» **SUPPLIED DATA**:
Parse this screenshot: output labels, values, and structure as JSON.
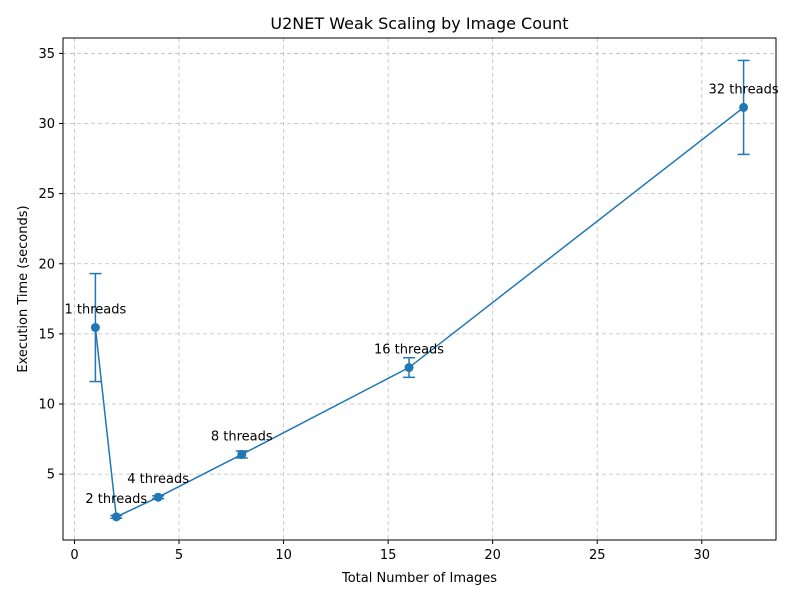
{
  "chart_data": {
    "type": "line",
    "title": "U2NET Weak Scaling by Image Count",
    "xlabel": "Total Number of Images",
    "ylabel": "Execution Time (seconds)",
    "xlim": [
      -0.55,
      33.55
    ],
    "ylim": [
      0.3,
      36.1
    ],
    "xticks": [
      0,
      5,
      10,
      15,
      20,
      25,
      30
    ],
    "yticks": [
      5,
      10,
      15,
      20,
      25,
      30,
      35
    ],
    "grid": true,
    "color": "#1f77b4",
    "x": [
      1,
      2,
      4,
      8,
      16,
      32
    ],
    "y": [
      15.45,
      1.95,
      3.35,
      6.4,
      12.6,
      31.15
    ],
    "yerr": [
      3.85,
      0.1,
      0.1,
      0.25,
      0.7,
      3.35
    ],
    "point_labels": [
      "1 threads",
      "2 threads",
      "4 threads",
      "8 threads",
      "16 threads",
      "32 threads"
    ]
  }
}
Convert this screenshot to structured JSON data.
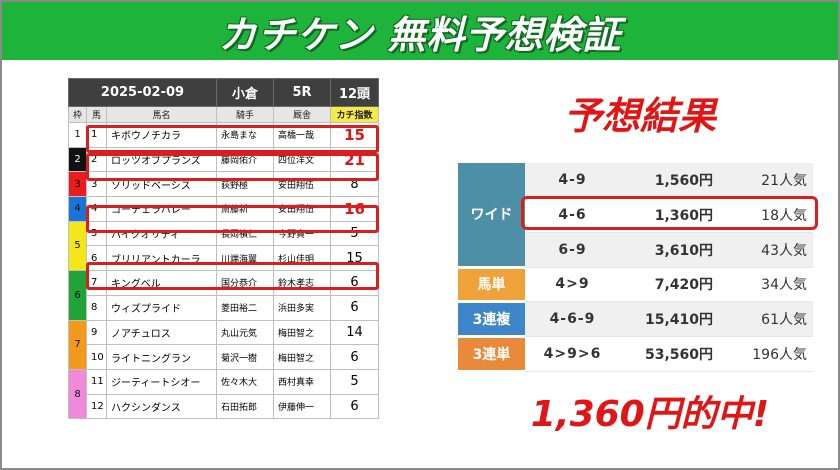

» **EXERCISE DETAILS**: Give the entries again without a single change, but with no pictures.

» **EXPECTED OUTPUT**:
Parse this screenshot: output labels, values, and structure as JSON.
{
  "chart_data": {
    "type": "line",
    "title": "U2NET Weak Scaling by Image Count",
    "xlabel": "Total Number of Images",
    "ylabel": "Execution Time (seconds)",
    "xlim": [
      -0.55,
      33.55
    ],
    "ylim": [
      0.3,
      36.1
    ],
    "xticks": [
      0,
      5,
      10,
      15,
      20,
      25,
      30
    ],
    "yticks": [
      5,
      10,
      15,
      20,
      25,
      30,
      35
    ],
    "grid": true,
    "color": "#1f77b4",
    "x": [
      1,
      2,
      4,
      8,
      16,
      32
    ],
    "y": [
      15.45,
      1.95,
      3.35,
      6.4,
      12.6,
      31.15
    ],
    "yerr": [
      3.85,
      0.1,
      0.1,
      0.25,
      0.7,
      3.35
    ],
    "point_labels": [
      "1 threads",
      "2 threads",
      "4 threads",
      "8 threads",
      "16 threads",
      "32 threads"
    ]
  }
}
Convert this screenshot to structured JSON data.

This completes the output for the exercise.